» **What needs to be done**
Restate each line of the listing exactly, without carrying over any pictures.

Chart and figure data
· · · ·

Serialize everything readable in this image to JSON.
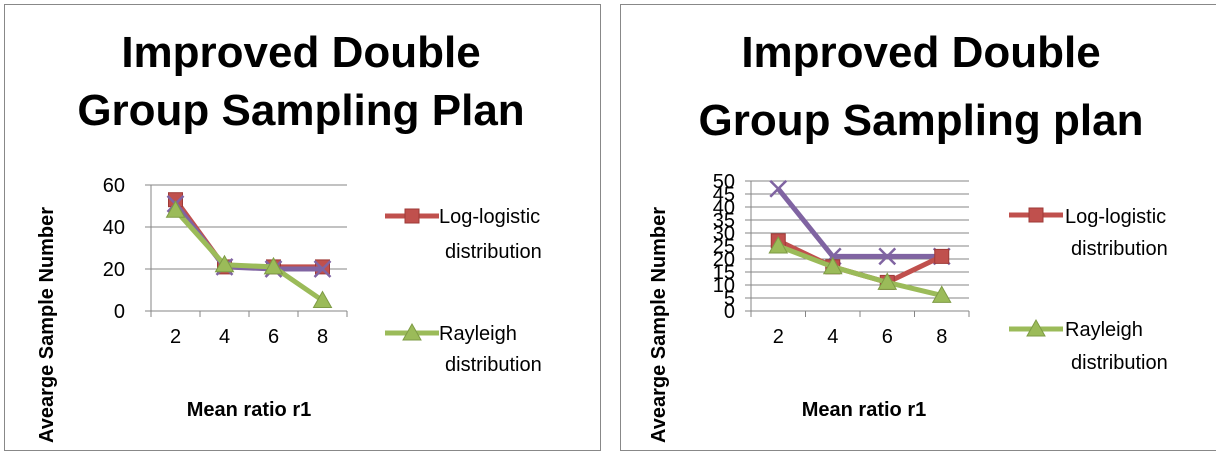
{
  "chart_data": [
    {
      "type": "line",
      "title_lines": [
        "Improved Double",
        "Group Sampling Plan"
      ],
      "xlabel": "Mean ratio r1",
      "ylabel": "Avearge Sample Number",
      "categories": [
        "2",
        "4",
        "6",
        "8"
      ],
      "yticks": [
        0,
        20,
        40,
        60
      ],
      "ylim": [
        0,
        60
      ],
      "grid": true,
      "legend_position": "right",
      "series": [
        {
          "name": "Log-logistic distribution",
          "name_lines": [
            "Log-logistic",
            "distribution"
          ],
          "color": "#c0504d",
          "marker": "square",
          "legend": true,
          "values": [
            53,
            21,
            21,
            21
          ]
        },
        {
          "name": "",
          "color": "#8064a2",
          "marker": "x",
          "legend": false,
          "values": [
            51,
            21,
            20,
            20
          ]
        },
        {
          "name": "Rayleigh distribution",
          "name_lines": [
            "Rayleigh",
            "distribution"
          ],
          "color": "#9bbb59",
          "marker": "triangle",
          "legend": true,
          "values": [
            48,
            22,
            21,
            5
          ]
        }
      ]
    },
    {
      "type": "line",
      "title_lines": [
        "Improved Double",
        "Group Sampling plan"
      ],
      "xlabel": "Mean ratio r1",
      "ylabel": "Avearge Sample Number",
      "categories": [
        "2",
        "4",
        "6",
        "8"
      ],
      "yticks": [
        0,
        5,
        10,
        15,
        20,
        25,
        30,
        35,
        40,
        45,
        50
      ],
      "ylim": [
        0,
        50
      ],
      "grid": true,
      "legend_position": "right",
      "series": [
        {
          "name": "",
          "color": "#8064a2",
          "marker": "x",
          "legend": false,
          "values": [
            47,
            21,
            21,
            21
          ]
        },
        {
          "name": "Log-logistic distribution",
          "name_lines": [
            "Log-logistic",
            "distribution"
          ],
          "color": "#c0504d",
          "marker": "square",
          "legend": true,
          "values": [
            27,
            17,
            11,
            21
          ]
        },
        {
          "name": "Rayleigh distribution",
          "name_lines": [
            "Rayleigh",
            "distribution"
          ],
          "color": "#9bbb59",
          "marker": "triangle",
          "legend": true,
          "values": [
            25,
            17,
            11,
            6
          ]
        }
      ]
    }
  ]
}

· · · ·

» **Problem solution**
Serialize everything readable in this image to JSON.
{
  "chart_data": [
    {
      "type": "line",
      "title_lines": [
        "Improved Double",
        "Group Sampling Plan"
      ],
      "xlabel": "Mean ratio r1",
      "ylabel": "Avearge Sample Number",
      "categories": [
        "2",
        "4",
        "6",
        "8"
      ],
      "yticks": [
        0,
        20,
        40,
        60
      ],
      "ylim": [
        0,
        60
      ],
      "grid": true,
      "legend_position": "right",
      "series": [
        {
          "name": "Log-logistic distribution",
          "name_lines": [
            "Log-logistic",
            "distribution"
          ],
          "color": "#c0504d",
          "marker": "square",
          "legend": true,
          "values": [
            53,
            21,
            21,
            21
          ]
        },
        {
          "name": "",
          "color": "#8064a2",
          "marker": "x",
          "legend": false,
          "values": [
            51,
            21,
            20,
            20
          ]
        },
        {
          "name": "Rayleigh distribution",
          "name_lines": [
            "Rayleigh",
            "distribution"
          ],
          "color": "#9bbb59",
          "marker": "triangle",
          "legend": true,
          "values": [
            48,
            22,
            21,
            5
          ]
        }
      ]
    },
    {
      "type": "line",
      "title_lines": [
        "Improved Double",
        "Group Sampling plan"
      ],
      "xlabel": "Mean ratio r1",
      "ylabel": "Avearge Sample Number",
      "categories": [
        "2",
        "4",
        "6",
        "8"
      ],
      "yticks": [
        0,
        5,
        10,
        15,
        20,
        25,
        30,
        35,
        40,
        45,
        50
      ],
      "ylim": [
        0,
        50
      ],
      "grid": true,
      "legend_position": "right",
      "series": [
        {
          "name": "",
          "color": "#8064a2",
          "marker": "x",
          "legend": false,
          "values": [
            47,
            21,
            21,
            21
          ]
        },
        {
          "name": "Log-logistic distribution",
          "name_lines": [
            "Log-logistic",
            "distribution"
          ],
          "color": "#c0504d",
          "marker": "square",
          "legend": true,
          "values": [
            27,
            17,
            11,
            21
          ]
        },
        {
          "name": "Rayleigh distribution",
          "name_lines": [
            "Rayleigh",
            "distribution"
          ],
          "color": "#9bbb59",
          "marker": "triangle",
          "legend": true,
          "values": [
            25,
            17,
            11,
            6
          ]
        }
      ]
    }
  ]
}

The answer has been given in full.